------ Record set ------

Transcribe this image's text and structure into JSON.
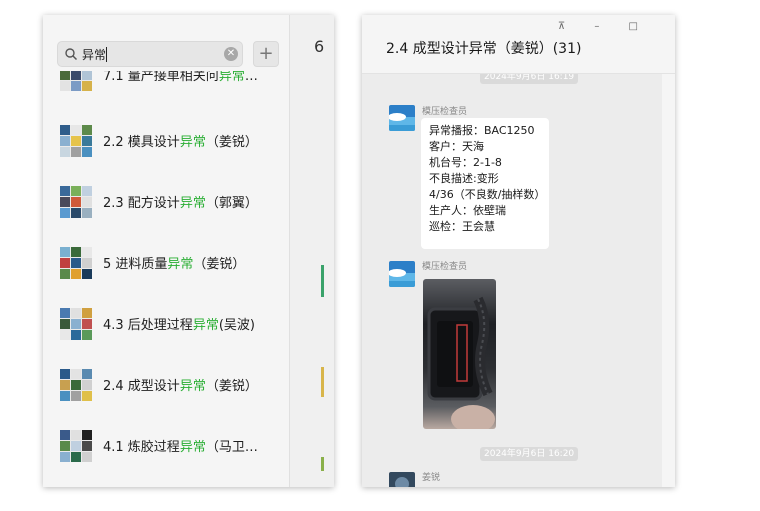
{
  "search": {
    "query": "异常",
    "clear_glyph": "✕",
    "add_glyph": "+",
    "results": [
      {
        "pre": "7.1 量产接单相关问",
        "hl": "异常",
        "post": "…"
      },
      {
        "pre": "2.2 模具设计",
        "hl": "异常",
        "post": "（姜锐）"
      },
      {
        "pre": "2.3 配方设计",
        "hl": "异常",
        "post": "（郭翼）"
      },
      {
        "pre": "5 进料质量",
        "hl": "异常",
        "post": "（姜锐）"
      },
      {
        "pre": "4.3 后处理过程",
        "hl": "异常",
        "post": "(吴波)"
      },
      {
        "pre": "2.4 成型设计",
        "hl": "异常",
        "post": "（姜锐）"
      },
      {
        "pre": "4.1 炼胶过程",
        "hl": "异常",
        "post": "（马卫…"
      }
    ],
    "highlight_color": "#2aae34"
  },
  "peek": {
    "char": "6"
  },
  "chat": {
    "window_controls": "⊼ – □",
    "title": "2.4 成型设计异常（姜锐）(31)",
    "timestamp_top": "2024年9月6日 16:19",
    "messages": [
      {
        "sender": "模压检查员",
        "lines": [
          "异常播报：BAC1250",
          "客户：天海",
          "机台号：2-1-8",
          "不良描述:变形",
          "4/36（不良数/抽样数）",
          "生产人：依壁瑞",
          "巡检：王会慧"
        ]
      },
      {
        "sender": "模压检查员",
        "type": "image"
      }
    ],
    "timestamp_bottom": "2024年9月6日 16:20",
    "last_sender": "姜锐"
  }
}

------

• _Problem statement_
In the listing, find every line containing the word "image" and list it.

• _Written answer_
Transcribe this image's text and structure into JSON.
        "type": "image"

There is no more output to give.